Repeat each record exactly. Any picture gets left out.

RECORDS SUPPLIED
= = =
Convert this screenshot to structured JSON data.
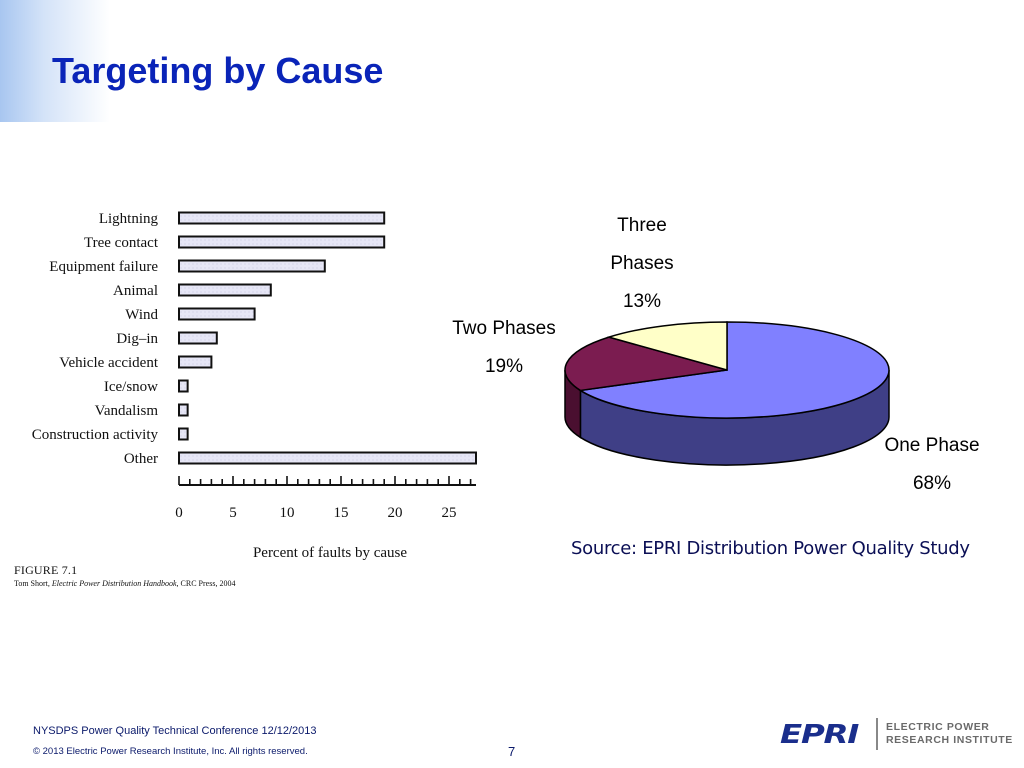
{
  "slide": {
    "title": "Targeting by Cause",
    "source_note": "Source: EPRI Distribution Power Quality Study",
    "figure_label": "FIGURE 7.1",
    "figure_credit_author": "Tom Short, ",
    "figure_credit_book": "Electric Power Distribution Handbook",
    "figure_credit_rest": ", CRC Press, 2004"
  },
  "footer": {
    "conference": "NYSDPS Power Quality Technical Conference  12/12/2013",
    "copyright": "© 2013 Electric Power Research Institute, Inc. All rights reserved.",
    "page_number": "7",
    "logo_mark": "EPRI",
    "logo_line1": "ELECTRIC POWER",
    "logo_line2": "RESEARCH INSTITUTE"
  },
  "colors": {
    "title": "#0a24b8",
    "bar_fill": "#dcdcf0",
    "pie_one_phase": "#8080ff",
    "pie_one_phase_side": "#3f3f86",
    "pie_two_phases": "#7b1c50",
    "pie_two_phases_side": "#4a0f30",
    "pie_three_phases": "#ffffc8",
    "pie_three_phases_side": "#bdbd90"
  },
  "pie_labels": {
    "three_line1": "Three",
    "three_line2": "Phases",
    "three_pct": "13%",
    "two_line1": "Two Phases",
    "two_pct": "19%",
    "one_line1": "One Phase",
    "one_pct": "68%"
  },
  "chart_data": [
    {
      "type": "bar",
      "orientation": "horizontal",
      "categories": [
        "Lightning",
        "Tree contact",
        "Equipment failure",
        "Animal",
        "Wind",
        "Dig–in",
        "Vehicle accident",
        "Ice/snow",
        "Vandalism",
        "Construction activity",
        "Other"
      ],
      "values": [
        19,
        19,
        13.5,
        8.5,
        7,
        3.5,
        3,
        0.8,
        0.8,
        0.8,
        27.5
      ],
      "xlabel": "Percent of faults by cause",
      "xlim": [
        0,
        27.5
      ],
      "xticks": [
        0,
        5,
        10,
        15,
        20,
        25
      ],
      "grid": false,
      "legend": "none"
    },
    {
      "type": "pie",
      "style": "3d",
      "categories": [
        "One Phase",
        "Two Phases",
        "Three Phases"
      ],
      "values": [
        68,
        19,
        13
      ],
      "legend": "none"
    }
  ]
}
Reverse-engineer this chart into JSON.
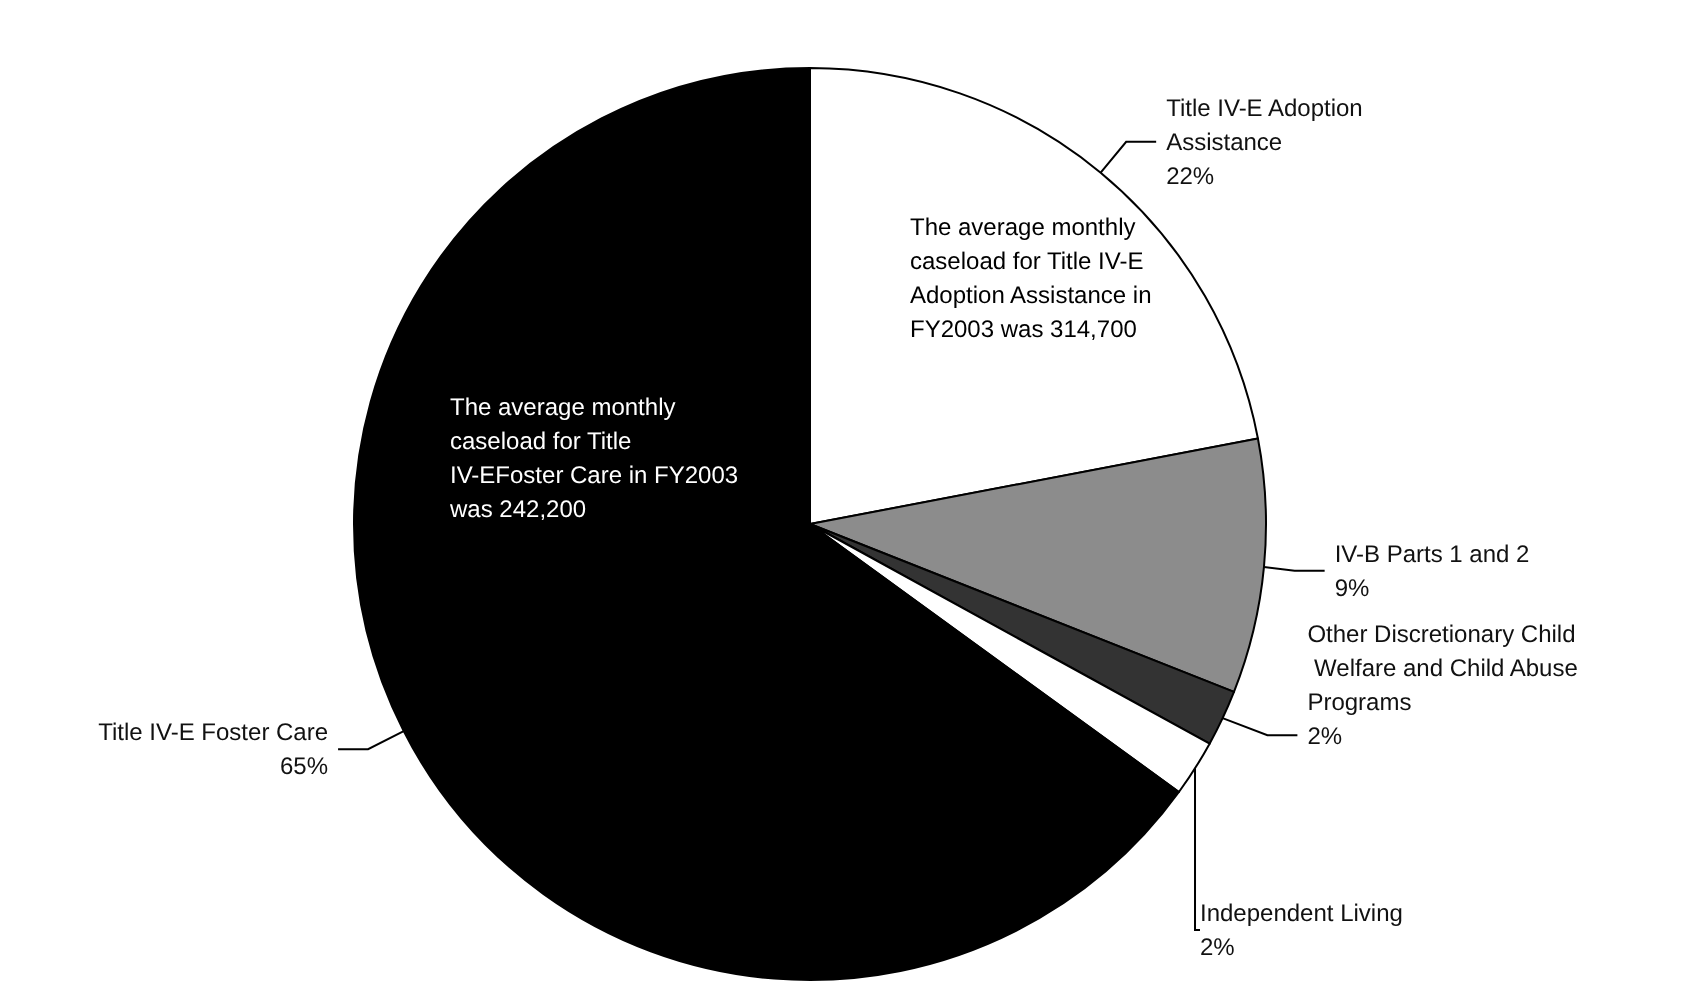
{
  "chart_data": {
    "type": "pie",
    "categories": [
      "Title IV-E Adoption Assistance",
      "IV-B Parts 1 and 2",
      "Other Discretionary Child Welfare and Child Abuse Programs",
      "Independent Living",
      "Title IV-E Foster Care"
    ],
    "values": [
      22,
      9,
      2,
      2,
      65
    ],
    "colors": [
      "#ffffff",
      "#8c8c8c",
      "#333333",
      "#ffffff",
      "#000000"
    ],
    "annotations": [
      {
        "text": "The average monthly caseload for Title IV-E Adoption Assistance in FY2003 was 314,700"
      },
      {
        "text": "The average monthly caseload for Title IV-EFoster Care in FY2003 was 242,200"
      }
    ],
    "value_labels": [
      "22%",
      "9%",
      "2%",
      "2%",
      "65%"
    ],
    "legend": false
  }
}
= = =
WRITTEN REPLY
Convert this screenshot to structured JSON data.
{
  "slide": {
    "title": "Targeting by Cause",
    "source_note": "Source: EPRI Distribution Power Quality Study",
    "figure_label": "FIGURE 7.1",
    "figure_credit_author": "Tom Short, ",
    "figure_credit_book": "Electric Power Distribution Handbook",
    "figure_credit_rest": ", CRC Press, 2004"
  },
  "footer": {
    "conference": "NYSDPS Power Quality Technical Conference  12/12/2013",
    "copyright": "© 2013 Electric Power Research Institute, Inc. All rights reserved.",
    "page_number": "7",
    "logo_mark": "EPRI",
    "logo_line1": "ELECTRIC POWER",
    "logo_line2": "RESEARCH INSTITUTE"
  },
  "colors": {
    "title": "#0a24b8",
    "bar_fill": "#dcdcf0",
    "pie_one_phase": "#8080ff",
    "pie_one_phase_side": "#3f3f86",
    "pie_two_phases": "#7b1c50",
    "pie_two_phases_side": "#4a0f30",
    "pie_three_phases": "#ffffc8",
    "pie_three_phases_side": "#bdbd90"
  },
  "pie_labels": {
    "three_line1": "Three",
    "three_line2": "Phases",
    "three_pct": "13%",
    "two_line1": "Two Phases",
    "two_pct": "19%",
    "one_line1": "One Phase",
    "one_pct": "68%"
  },
  "chart_data": [
    {
      "type": "bar",
      "orientation": "horizontal",
      "categories": [
        "Lightning",
        "Tree contact",
        "Equipment failure",
        "Animal",
        "Wind",
        "Dig–in",
        "Vehicle accident",
        "Ice/snow",
        "Vandalism",
        "Construction activity",
        "Other"
      ],
      "values": [
        19,
        19,
        13.5,
        8.5,
        7,
        3.5,
        3,
        0.8,
        0.8,
        0.8,
        27.5
      ],
      "xlabel": "Percent of faults by cause",
      "xlim": [
        0,
        27.5
      ],
      "xticks": [
        0,
        5,
        10,
        15,
        20,
        25
      ],
      "grid": false,
      "legend": "none"
    },
    {
      "type": "pie",
      "style": "3d",
      "categories": [
        "One Phase",
        "Two Phases",
        "Three Phases"
      ],
      "values": [
        68,
        19,
        13
      ],
      "legend": "none"
    }
  ]
}
Reverse-engineer this chart into JSON.
{
  "chart_data": {
    "type": "pie",
    "categories": [
      "Title IV-E Adoption Assistance",
      "IV-B Parts 1 and 2",
      "Other Discretionary Child Welfare and Child Abuse Programs",
      "Independent Living",
      "Title IV-E Foster Care"
    ],
    "values": [
      22,
      9,
      2,
      2,
      65
    ],
    "colors": [
      "#ffffff",
      "#8c8c8c",
      "#333333",
      "#ffffff",
      "#000000"
    ],
    "annotations": [
      {
        "text": "The average monthly caseload for Title IV-E Adoption Assistance in FY2003 was 314,700"
      },
      {
        "text": "The average monthly caseload for Title IV-EFoster Care in FY2003 was 242,200"
      }
    ],
    "value_labels": [
      "22%",
      "9%",
      "2%",
      "2%",
      "65%"
    ],
    "legend": false
  }
}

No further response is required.